(PROBLEM DESCRIPTION) Reproduce the data verbatim from its first line through the line containing "1083, 593, 1109]", both ends included.

Data listing:
START

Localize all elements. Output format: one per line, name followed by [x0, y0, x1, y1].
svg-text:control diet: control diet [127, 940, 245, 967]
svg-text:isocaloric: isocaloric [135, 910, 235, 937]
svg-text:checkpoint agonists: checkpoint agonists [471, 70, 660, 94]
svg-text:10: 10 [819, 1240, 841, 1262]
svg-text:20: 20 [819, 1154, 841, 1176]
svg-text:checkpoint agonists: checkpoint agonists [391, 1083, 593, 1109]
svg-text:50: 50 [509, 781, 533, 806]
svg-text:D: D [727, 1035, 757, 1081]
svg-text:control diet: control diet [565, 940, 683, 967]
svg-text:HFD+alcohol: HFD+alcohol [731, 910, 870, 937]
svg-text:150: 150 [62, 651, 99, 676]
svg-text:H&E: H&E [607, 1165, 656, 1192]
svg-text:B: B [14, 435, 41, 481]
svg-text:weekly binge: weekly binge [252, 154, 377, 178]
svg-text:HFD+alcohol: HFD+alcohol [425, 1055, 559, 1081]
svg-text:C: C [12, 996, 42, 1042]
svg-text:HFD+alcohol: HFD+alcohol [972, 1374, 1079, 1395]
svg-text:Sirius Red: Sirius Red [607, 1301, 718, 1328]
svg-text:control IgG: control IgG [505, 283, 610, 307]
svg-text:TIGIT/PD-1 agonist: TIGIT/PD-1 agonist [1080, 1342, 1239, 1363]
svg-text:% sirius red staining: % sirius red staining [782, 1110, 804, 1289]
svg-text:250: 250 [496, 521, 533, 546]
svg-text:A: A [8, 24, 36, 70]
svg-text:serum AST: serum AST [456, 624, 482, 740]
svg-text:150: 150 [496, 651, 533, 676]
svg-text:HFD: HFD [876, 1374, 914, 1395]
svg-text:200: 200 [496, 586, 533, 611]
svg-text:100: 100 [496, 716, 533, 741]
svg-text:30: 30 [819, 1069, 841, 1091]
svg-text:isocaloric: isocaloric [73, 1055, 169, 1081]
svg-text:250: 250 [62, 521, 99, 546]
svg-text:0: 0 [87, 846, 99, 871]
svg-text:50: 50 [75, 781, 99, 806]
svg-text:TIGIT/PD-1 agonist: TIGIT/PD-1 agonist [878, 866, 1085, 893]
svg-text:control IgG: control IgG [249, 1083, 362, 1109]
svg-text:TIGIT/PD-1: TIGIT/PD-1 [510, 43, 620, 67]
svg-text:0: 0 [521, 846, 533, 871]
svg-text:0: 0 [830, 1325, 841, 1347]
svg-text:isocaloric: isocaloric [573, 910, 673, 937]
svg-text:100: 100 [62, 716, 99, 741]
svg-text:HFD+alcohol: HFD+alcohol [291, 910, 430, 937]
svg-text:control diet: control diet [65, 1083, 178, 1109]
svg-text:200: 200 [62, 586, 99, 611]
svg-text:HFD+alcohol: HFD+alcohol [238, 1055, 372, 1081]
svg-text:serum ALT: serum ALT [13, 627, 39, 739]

END

(ANSWER TO THE TASK)
Localize all elements. Output format: one per line, name followed by [x0, y0, x1, y1].
svg-text:control diet: control diet [127, 940, 245, 967]
svg-text:isocaloric: isocaloric [135, 910, 235, 937]
svg-text:checkpoint agonists: checkpoint agonists [471, 70, 660, 94]
svg-text:10: 10 [819, 1240, 841, 1262]
svg-text:20: 20 [819, 1154, 841, 1176]
svg-text:checkpoint agonists: checkpoint agonists [391, 1083, 593, 1109]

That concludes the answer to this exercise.